(Data supplied):
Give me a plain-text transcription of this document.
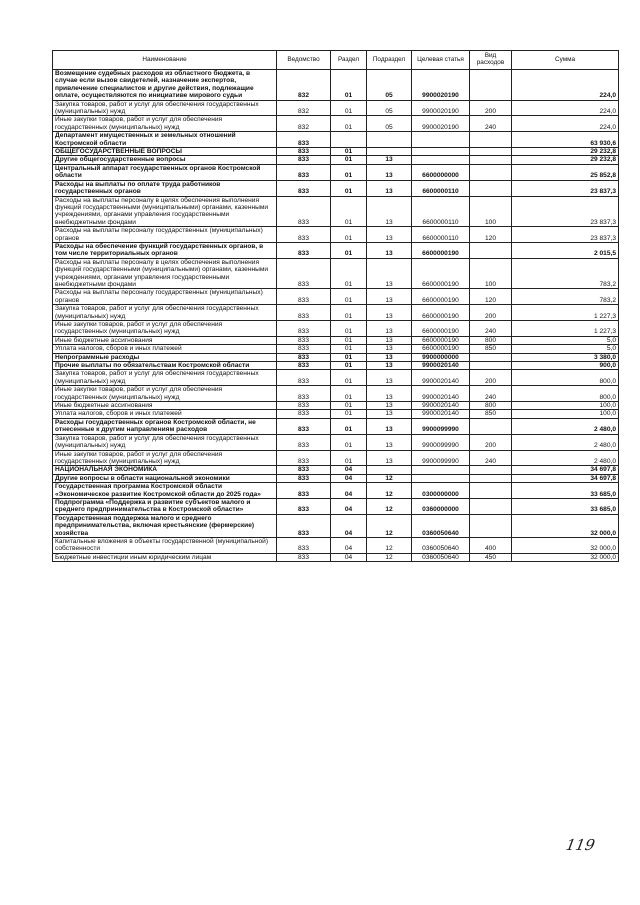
Наименование	Ведомство	Раздел	Подраздел	Целевая статья	Вид расходов	Сумма
Возмещение судебных расходов из областного бюджета, в случае если вызов свидетелей, назначение экспертов, привлечение специалистов и другие действия, подлежащие оплате, осуществляются по инициативе мирового судьи	832	01	05	9900020190		224,0
Закупка товаров, работ и услуг для обеспечения государственных (муниципальных) нужд	832	01	05	9900020190	200	224,0
Иные закупки товаров, работ и услуг для обеспечения государственных (муниципальных) нужд	832	01	05	9900020190	240	224,0
Департамент имущественных и земельных отношений Костромской области	833					63 930,6
ОБЩЕГОСУДАРСТВЕННЫЕ ВОПРОСЫ	833	01				29 232,8
Другие общегосударственные вопросы	833	01	13			29 232,8
Центральный аппарат государственных органов Костромской области	833	01	13	6600000000		25 852,8
Расходы на выплаты по оплате труда работников государственных органов	833	01	13	6600000110		23 837,3
Расходы на выплаты персоналу в целях обеспечения выполнения функций государственными (муниципальными) органами, казенными учреждениями, органами управления государственными внебюджетными фондами	833	01	13	6600000110	100	23 837,3
Расходы на выплаты персоналу государственных (муниципальных) органов	833	01	13	6600000110	120	23 837,3
Расходы на обеспечение функций государственных органов, в том числе территориальных органов	833	01	13	6600000190		2 015,5
Расходы на выплаты персоналу в целях обеспечения выполнения функций государственными (муниципальными) органами, казенными учреждениями, органами управления государственными внебюджетными фондами	833	01	13	6600000190	100	783,2
Расходы на выплаты персоналу государственных (муниципальных) органов	833	01	13	6600000190	120	783,2
Закупка товаров, работ и услуг для обеспечения государственных (муниципальных) нужд	833	01	13	6600000190	200	1 227,3
Иные закупки товаров, работ и услуг для обеспечения государственных (муниципальных) нужд	833	01	13	6600000190	240	1 227,3
Иные бюджетные ассигнования	833	01	13	6600000190	800	5,0
Уплата налогов, сборов и иных платежей	833	01	13	6600000190	850	5,0
Непрограммные расходы	833	01	13	9900000000		3 380,0
Прочие выплаты по обязательствам Костромской области	833	01	13	9900020140		900,0
Закупка товаров, работ и услуг для обеспечения государственных (муниципальных) нужд	833	01	13	9900020140	200	800,0
Иные закупки товаров, работ и услуг для обеспечения государственных (муниципальных) нужд	833	01	13	9900020140	240	800,0
Иные бюджетные ассигнования	833	01	13	9900020140	800	100,0
Уплата налогов, сборов и иных платежей	833	01	13	9900020140	850	100,0
Расходы государственных органов Костромской области, не отнесенные к другим направлениям расходов	833	01	13	9900099990		2 480,0
Закупка товаров, работ и услуг для обеспечения государственных (муниципальных) нужд	833	01	13	9900099990	200	2 480,0
Иные закупки товаров, работ и услуг для обеспечения государственных (муниципальных) нужд	833	01	13	9900099990	240	2 480,0
НАЦИОНАЛЬНАЯ ЭКОНОМИКА	833	04				34 697,8
Другие вопросы в области национальной экономики	833	04	12			34 697,8
Государственная программа Костромской области «Экономическое развитие Костромской области до 2025 года»	833	04	12	0300000000		33 685,0
Подпрограмма «Поддержка и развитие субъектов малого и среднего предпринимательства в Костромской области»	833	04	12	0360000000		33 685,0
Государственная поддержка малого и среднего предпринимательства, включая крестьянские (фермерские) хозяйства	833	04	12	0360050640		32 000,0
Капитальные вложения в объекты государственной (муниципальной) собственности	833	04	12	0360050640	400	32 000,0
Бюджетные инвестиции иным юридическим лицам	833	04	12	0360050640	450	32 000,0
119
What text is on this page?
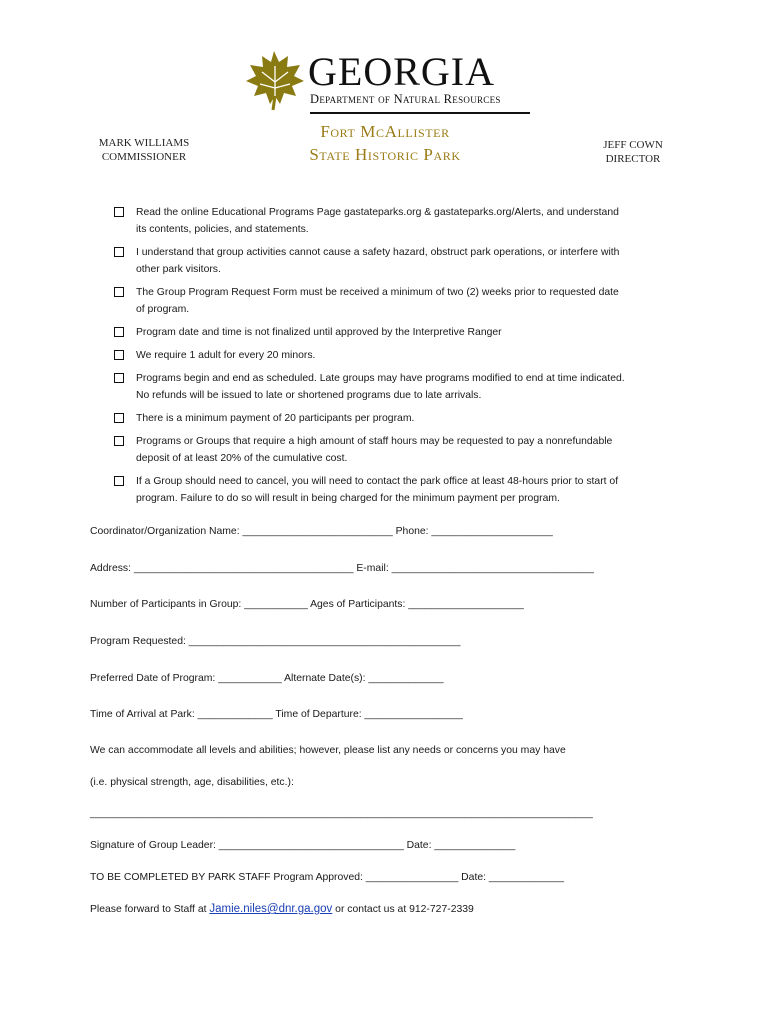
GEORGIA
Department of Natural Resources
MARK WILLIAMS
COMMISSIONER
Fort McAllister
State Historic Park	JEFF COWN
DIRECTOR
Read the online Educational Programs Page gastateparks.org & gastateparks.org/Alerts, and understand
its contents, policies, and statements.
I understand that group activities cannot cause a safety hazard, obstruct park operations, or interfere with
other park visitors.
The Group Program Request Form must be received a minimum of two (2) weeks prior to requested date
of program.
Program date and time is not finalized until approved by the Interpretive Ranger
We require 1 adult for every 20 minors.
Programs begin and end as scheduled. Late groups may have programs modified to end at time indicated.
No refunds will be issued to late or shortened programs due to late arrivals.
There is a minimum payment of 20 participants per program.
Programs or Groups that require a high amount of staff hours may be requested to pay a nonrefundable
deposit of at least 20% of the cumulative cost.
If a Group should need to cancel, you will need to contact the park office at least 48-hours prior to start of
program. Failure to do so will result in being charged for the minimum payment per program.
Coordinator/Organization Name: __________________________ Phone: _____________________
Address: ______________________________________ E-mail: ___________________________________
Number of Participants in Group: ___________ Ages of Participants: ____________________
Program Requested: _______________________________________________
Preferred Date of Program: ___________ Alternate Date(s): _____________
Time of Arrival at Park: _____________ Time of Departure: _________________
We can accommodate all levels and abilities; however, please list any needs or concerns you may have
(i.e. physical strength, age, disabilities, etc.):
_______________________________________________________________________________________
Signature of Group Leader: ________________________________ Date: ______________
TO BE COMPLETED BY PARK STAFF Program Approved: ________________ Date: _____________
Please forward to Staff at Jamie.niles@dnr.ga.gov or contact us at 912-727-2339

(Short problem):
Reproduce all of the data exactly; the pictures do not belong in the copy.

(Exercise result):
Give me a plain-text transcription of this document.
Наименование	Ведомство	Раздел	Подраздел	Целевая статья	Вид расходов	Сумма
Возмещение судебных расходов из областного бюджета, в случае если вызов свидетелей, назначение экспертов, привлечение специалистов и другие действия, подлежащие оплате, осуществляются по инициативе мирового судьи	832	01	05	9900020190		224,0
Закупка товаров, работ и услуг для обеспечения государственных (муниципальных) нужд	832	01	05	9900020190	200	224,0
Иные закупки товаров, работ и услуг для обеспечения государственных (муниципальных) нужд	832	01	05	9900020190	240	224,0
Департамент имущественных и земельных отношений Костромской области	833					63 930,6
ОБЩЕГОСУДАРСТВЕННЫЕ ВОПРОСЫ	833	01				29 232,8
Другие общегосударственные вопросы	833	01	13			29 232,8
Центральный аппарат государственных органов Костромской области	833	01	13	6600000000		25 852,8
Расходы на выплаты по оплате труда работников государственных органов	833	01	13	6600000110		23 837,3
Расходы на выплаты персоналу в целях обеспечения выполнения функций государственными (муниципальными) органами, казенными учреждениями, органами управления государственными внебюджетными фондами	833	01	13	6600000110	100	23 837,3
Расходы на выплаты персоналу государственных (муниципальных) органов	833	01	13	6600000110	120	23 837,3
Расходы на обеспечение функций государственных органов, в том числе территориальных органов	833	01	13	6600000190		2 015,5
Расходы на выплаты персоналу в целях обеспечения выполнения функций государственными (муниципальными) органами, казенными учреждениями, органами управления государственными внебюджетными фондами	833	01	13	6600000190	100	783,2
Расходы на выплаты персоналу государственных (муниципальных) органов	833	01	13	6600000190	120	783,2
Закупка товаров, работ и услуг для обеспечения государственных (муниципальных) нужд	833	01	13	6600000190	200	1 227,3
Иные закупки товаров, работ и услуг для обеспечения государственных (муниципальных) нужд	833	01	13	6600000190	240	1 227,3
Иные бюджетные ассигнования	833	01	13	6600000190	800	5,0
Уплата налогов, сборов и иных платежей	833	01	13	6600000190	850	5,0
Непрограммные расходы	833	01	13	9900000000		3 380,0
Прочие выплаты по обязательствам Костромской области	833	01	13	9900020140		900,0
Закупка товаров, работ и услуг для обеспечения государственных (муниципальных) нужд	833	01	13	9900020140	200	800,0
Иные закупки товаров, работ и услуг для обеспечения государственных (муниципальных) нужд	833	01	13	9900020140	240	800,0
Иные бюджетные ассигнования	833	01	13	9900020140	800	100,0
Уплата налогов, сборов и иных платежей	833	01	13	9900020140	850	100,0
Расходы государственных органов Костромской области, не отнесенные к другим направлениям расходов	833	01	13	9900099990		2 480,0
Закупка товаров, работ и услуг для обеспечения государственных (муниципальных) нужд	833	01	13	9900099990	200	2 480,0
Иные закупки товаров, работ и услуг для обеспечения государственных (муниципальных) нужд	833	01	13	9900099990	240	2 480,0
НАЦИОНАЛЬНАЯ ЭКОНОМИКА	833	04				34 697,8
Другие вопросы в области национальной экономики	833	04	12			34 697,8
Государственная программа Костромской области «Экономическое развитие Костромской области до 2025 года»	833	04	12	0300000000		33 685,0
Подпрограмма «Поддержка и развитие субъектов малого и среднего предпринимательства в Костромской области»	833	04	12	0360000000		33 685,0
Государственная поддержка малого и среднего предпринимательства, включая крестьянские (фермерские) хозяйства	833	04	12	0360050640		32 000,0
Капитальные вложения в объекты государственной (муниципальной) собственности	833	04	12	0360050640	400	32 000,0
Бюджетные инвестиции иным юридическим лицам	833	04	12	0360050640	450	32 000,0
119
What text is on this page?
GEORGIA
Department of Natural Resources
MARK WILLIAMS
COMMISSIONER
Fort McAllister
State Historic Park	JEFF COWN
DIRECTOR
Read the online Educational Programs Page gastateparks.org & gastateparks.org/Alerts, and understand
its contents, policies, and statements.
I understand that group activities cannot cause a safety hazard, obstruct park operations, or interfere with
other park visitors.
The Group Program Request Form must be received a minimum of two (2) weeks prior to requested date
of program.
Program date and time is not finalized until approved by the Interpretive Ranger
We require 1 adult for every 20 minors.
Programs begin and end as scheduled. Late groups may have programs modified to end at time indicated.
No refunds will be issued to late or shortened programs due to late arrivals.
There is a minimum payment of 20 participants per program.
Programs or Groups that require a high amount of staff hours may be requested to pay a nonrefundable
deposit of at least 20% of the cumulative cost.
If a Group should need to cancel, you will need to contact the park office at least 48-hours prior to start of
program. Failure to do so will result in being charged for the minimum payment per program.
Coordinator/Organization Name: __________________________ Phone: _____________________
Address: ______________________________________ E-mail: ___________________________________
Number of Participants in Group: ___________ Ages of Participants: ____________________
Program Requested: _______________________________________________
Preferred Date of Program: ___________ Alternate Date(s): _____________
Time of Arrival at Park: _____________ Time of Departure: _________________
We can accommodate all levels and abilities; however, please list any needs or concerns you may have
(i.e. physical strength, age, disabilities, etc.):
_______________________________________________________________________________________
Signature of Group Leader: ________________________________ Date: ______________
TO BE COMPLETED BY PARK STAFF Program Approved: ________________ Date: _____________
Please forward to Staff at Jamie.niles@dnr.ga.gov or contact us at 912-727-2339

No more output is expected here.